EXERCISE PROMPT: The records should be written out in full, with nothing altered.

THE DATA:
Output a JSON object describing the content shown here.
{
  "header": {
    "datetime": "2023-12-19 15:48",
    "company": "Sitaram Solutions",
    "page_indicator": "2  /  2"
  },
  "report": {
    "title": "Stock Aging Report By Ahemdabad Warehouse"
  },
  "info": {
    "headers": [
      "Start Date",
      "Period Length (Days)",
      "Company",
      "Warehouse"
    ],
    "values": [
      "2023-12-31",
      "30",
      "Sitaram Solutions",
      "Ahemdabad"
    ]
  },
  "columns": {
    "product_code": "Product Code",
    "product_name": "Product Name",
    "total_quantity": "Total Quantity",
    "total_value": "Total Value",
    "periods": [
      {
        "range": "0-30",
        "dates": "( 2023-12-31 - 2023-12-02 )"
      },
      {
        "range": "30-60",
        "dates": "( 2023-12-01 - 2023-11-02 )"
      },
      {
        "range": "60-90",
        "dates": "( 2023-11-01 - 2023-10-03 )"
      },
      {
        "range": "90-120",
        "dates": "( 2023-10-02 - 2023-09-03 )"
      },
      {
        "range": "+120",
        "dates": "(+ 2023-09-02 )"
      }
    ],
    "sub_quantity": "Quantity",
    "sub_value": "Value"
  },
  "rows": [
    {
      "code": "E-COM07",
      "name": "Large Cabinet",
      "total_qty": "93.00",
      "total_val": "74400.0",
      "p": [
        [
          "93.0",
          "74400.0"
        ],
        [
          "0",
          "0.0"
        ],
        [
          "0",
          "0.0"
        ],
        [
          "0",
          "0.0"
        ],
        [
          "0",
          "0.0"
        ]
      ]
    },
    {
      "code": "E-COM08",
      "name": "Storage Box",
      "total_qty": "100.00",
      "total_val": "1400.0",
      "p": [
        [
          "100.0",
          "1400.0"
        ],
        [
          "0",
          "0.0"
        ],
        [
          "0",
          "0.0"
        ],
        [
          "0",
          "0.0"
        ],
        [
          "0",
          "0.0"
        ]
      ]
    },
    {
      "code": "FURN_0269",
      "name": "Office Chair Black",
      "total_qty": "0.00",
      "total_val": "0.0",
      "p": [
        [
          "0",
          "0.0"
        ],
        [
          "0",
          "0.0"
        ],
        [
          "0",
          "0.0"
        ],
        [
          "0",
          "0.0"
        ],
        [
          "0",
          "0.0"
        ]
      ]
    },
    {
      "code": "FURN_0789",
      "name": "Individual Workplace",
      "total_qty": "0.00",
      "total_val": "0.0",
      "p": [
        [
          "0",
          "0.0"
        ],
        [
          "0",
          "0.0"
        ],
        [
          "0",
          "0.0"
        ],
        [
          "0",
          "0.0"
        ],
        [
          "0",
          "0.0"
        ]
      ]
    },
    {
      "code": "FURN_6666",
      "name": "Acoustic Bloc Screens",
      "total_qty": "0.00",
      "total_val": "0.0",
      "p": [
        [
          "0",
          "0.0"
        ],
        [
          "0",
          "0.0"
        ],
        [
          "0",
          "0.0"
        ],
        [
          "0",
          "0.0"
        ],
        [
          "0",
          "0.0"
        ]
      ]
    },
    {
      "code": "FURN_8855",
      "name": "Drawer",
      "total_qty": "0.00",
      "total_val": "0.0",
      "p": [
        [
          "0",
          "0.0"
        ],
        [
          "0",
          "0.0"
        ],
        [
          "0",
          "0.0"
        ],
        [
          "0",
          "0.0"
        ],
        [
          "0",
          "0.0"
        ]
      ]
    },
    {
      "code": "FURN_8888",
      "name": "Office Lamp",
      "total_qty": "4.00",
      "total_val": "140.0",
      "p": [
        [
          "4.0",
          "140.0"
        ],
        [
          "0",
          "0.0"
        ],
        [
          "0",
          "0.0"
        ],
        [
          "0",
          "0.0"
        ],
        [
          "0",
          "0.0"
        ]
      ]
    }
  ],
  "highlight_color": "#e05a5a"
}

RESULT OF THIS EXERCISE:
Output a JSON object describing the content shown here.
{
  "header": {
    "datetime": "2023-12-19 15:48",
    "company": "Sitaram Solutions",
    "page_indicator": "2  /  2"
  },
  "report": {
    "title": "Stock Aging Report By Ahemdabad Warehouse"
  },
  "info": {
    "headers": [
      "Start Date",
      "Period Length (Days)",
      "Company",
      "Warehouse"
    ],
    "values": [
      "2023-12-31",
      "30",
      "Sitaram Solutions",
      "Ahemdabad"
    ]
  },
  "columns": {
    "product_code": "Product Code",
    "product_name": "Product Name",
    "total_quantity": "Total Quantity",
    "total_value": "Total Value",
    "periods": [
      {
        "range": "0-30",
        "dates": "( 2023-12-31 - 2023-12-02 )"
      },
      {
        "range": "30-60",
        "dates": "( 2023-12-01 - 2023-11-02 )"
      },
      {
        "range": "60-90",
        "dates": "( 2023-11-01 - 2023-10-03 )"
      },
      {
        "range": "90-120",
        "dates": "( 2023-10-02 - 2023-09-03 )"
      },
      {
        "range": "+120",
        "dates": "(+ 2023-09-02 )"
      }
    ],
    "sub_quantity": "Quantity",
    "sub_value": "Value"
  },
  "rows": [
    {
      "code": "E-COM07",
      "name": "Large Cabinet",
      "total_qty": "93.00",
      "total_val": "74400.0",
      "p": [
        [
          "93.0",
          "74400.0"
        ],
        [
          "0",
          "0.0"
        ],
        [
          "0",
          "0.0"
        ],
        [
          "0",
          "0.0"
        ],
        [
          "0",
          "0.0"
        ]
      ]
    },
    {
      "code": "E-COM08",
      "name": "Storage Box",
      "total_qty": "100.00",
      "total_val": "1400.0",
      "p": [
        [
          "100.0",
          "1400.0"
        ],
        [
          "0",
          "0.0"
        ],
        [
          "0",
          "0.0"
        ],
        [
          "0",
          "0.0"
        ],
        [
          "0",
          "0.0"
        ]
      ]
    },
    {
      "code": "FURN_0269",
      "name": "Office Chair Black",
      "total_qty": "0.00",
      "total_val": "0.0",
      "p": [
        [
          "0",
          "0.0"
        ],
        [
          "0",
          "0.0"
        ],
        [
          "0",
          "0.0"
        ],
        [
          "0",
          "0.0"
        ],
        [
          "0",
          "0.0"
        ]
      ]
    },
    {
      "code": "FURN_0789",
      "name": "Individual Workplace",
      "total_qty": "0.00",
      "total_val": "0.0",
      "p": [
        [
          "0",
          "0.0"
        ],
        [
          "0",
          "0.0"
        ],
        [
          "0",
          "0.0"
        ],
        [
          "0",
          "0.0"
        ],
        [
          "0",
          "0.0"
        ]
      ]
    },
    {
      "code": "FURN_6666",
      "name": "Acoustic Bloc Screens",
      "total_qty": "0.00",
      "total_val": "0.0",
      "p": [
        [
          "0",
          "0.0"
        ],
        [
          "0",
          "0.0"
        ],
        [
          "0",
          "0.0"
        ],
        [
          "0",
          "0.0"
        ],
        [
          "0",
          "0.0"
        ]
      ]
    },
    {
      "code": "FURN_8855",
      "name": "Drawer",
      "total_qty": "0.00",
      "total_val": "0.0",
      "p": [
        [
          "0",
          "0.0"
        ],
        [
          "0",
          "0.0"
        ],
        [
          "0",
          "0.0"
        ],
        [
          "0",
          "0.0"
        ],
        [
          "0",
          "0.0"
        ]
      ]
    },
    {
      "code": "FURN_8888",
      "name": "Office Lamp",
      "total_qty": "4.00",
      "total_val": "140.0",
      "p": [
        [
          "4.0",
          "140.0"
        ],
        [
          "0",
          "0.0"
        ],
        [
          "0",
          "0.0"
        ],
        [
          "0",
          "0.0"
        ],
        [
          "0",
          "0.0"
        ]
      ]
    }
  ],
  "highlight_color": "#e05a5a"
}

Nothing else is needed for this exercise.